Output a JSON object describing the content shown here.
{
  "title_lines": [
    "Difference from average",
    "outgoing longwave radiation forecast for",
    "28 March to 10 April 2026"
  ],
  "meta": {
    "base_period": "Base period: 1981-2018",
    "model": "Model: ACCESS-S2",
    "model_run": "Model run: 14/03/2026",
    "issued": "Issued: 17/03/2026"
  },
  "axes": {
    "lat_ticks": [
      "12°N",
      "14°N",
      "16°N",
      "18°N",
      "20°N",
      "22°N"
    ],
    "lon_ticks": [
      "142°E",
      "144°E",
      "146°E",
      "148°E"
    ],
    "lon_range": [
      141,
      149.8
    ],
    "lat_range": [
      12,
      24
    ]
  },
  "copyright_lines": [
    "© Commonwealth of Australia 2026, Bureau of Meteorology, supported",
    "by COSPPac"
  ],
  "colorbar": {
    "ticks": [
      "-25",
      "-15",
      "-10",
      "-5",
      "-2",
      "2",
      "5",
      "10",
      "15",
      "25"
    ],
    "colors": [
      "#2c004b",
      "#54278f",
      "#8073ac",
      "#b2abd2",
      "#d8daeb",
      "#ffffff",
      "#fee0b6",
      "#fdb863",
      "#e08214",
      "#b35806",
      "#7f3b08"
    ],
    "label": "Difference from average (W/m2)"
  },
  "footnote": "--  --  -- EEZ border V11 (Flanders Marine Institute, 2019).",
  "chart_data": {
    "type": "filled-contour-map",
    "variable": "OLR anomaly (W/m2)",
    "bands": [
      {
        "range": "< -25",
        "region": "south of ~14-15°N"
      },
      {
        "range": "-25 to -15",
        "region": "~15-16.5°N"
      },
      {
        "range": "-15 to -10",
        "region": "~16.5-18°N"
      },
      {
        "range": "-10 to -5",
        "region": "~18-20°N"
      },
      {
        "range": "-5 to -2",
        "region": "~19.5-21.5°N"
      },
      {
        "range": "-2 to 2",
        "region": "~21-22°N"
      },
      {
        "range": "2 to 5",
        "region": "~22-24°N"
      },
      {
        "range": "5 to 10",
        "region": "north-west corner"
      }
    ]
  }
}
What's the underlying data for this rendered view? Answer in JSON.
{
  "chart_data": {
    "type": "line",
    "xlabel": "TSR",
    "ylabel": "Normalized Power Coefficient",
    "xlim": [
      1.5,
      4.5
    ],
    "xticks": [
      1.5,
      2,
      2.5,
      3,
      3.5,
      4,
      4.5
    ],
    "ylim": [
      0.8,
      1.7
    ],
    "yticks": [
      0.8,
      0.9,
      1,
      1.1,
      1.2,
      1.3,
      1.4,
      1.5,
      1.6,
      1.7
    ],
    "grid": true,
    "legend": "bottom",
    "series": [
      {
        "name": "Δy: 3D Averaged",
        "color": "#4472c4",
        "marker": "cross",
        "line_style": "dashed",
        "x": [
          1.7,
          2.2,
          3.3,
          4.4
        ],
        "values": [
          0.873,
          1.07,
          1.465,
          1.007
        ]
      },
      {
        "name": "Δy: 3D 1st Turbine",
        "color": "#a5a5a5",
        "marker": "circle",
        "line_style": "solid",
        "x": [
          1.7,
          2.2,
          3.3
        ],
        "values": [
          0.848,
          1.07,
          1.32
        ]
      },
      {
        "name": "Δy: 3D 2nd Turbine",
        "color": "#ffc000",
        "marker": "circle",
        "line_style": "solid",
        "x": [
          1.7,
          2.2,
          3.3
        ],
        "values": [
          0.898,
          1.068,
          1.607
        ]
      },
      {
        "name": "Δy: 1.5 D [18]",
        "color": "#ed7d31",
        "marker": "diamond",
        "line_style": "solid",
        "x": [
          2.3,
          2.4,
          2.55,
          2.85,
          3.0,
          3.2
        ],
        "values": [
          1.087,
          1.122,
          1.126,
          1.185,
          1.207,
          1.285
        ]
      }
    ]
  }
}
--------------------------------
Select and copy every line of the listing with the word "name".

- _COMPLETED EXERCISE_
        "name": "Δy: 3D Averaged",
        "name": "Δy: 3D 1st Turbine",
        "name": "Δy: 3D 2nd Turbine",
        "name": "Δy: 1.5 D [18]",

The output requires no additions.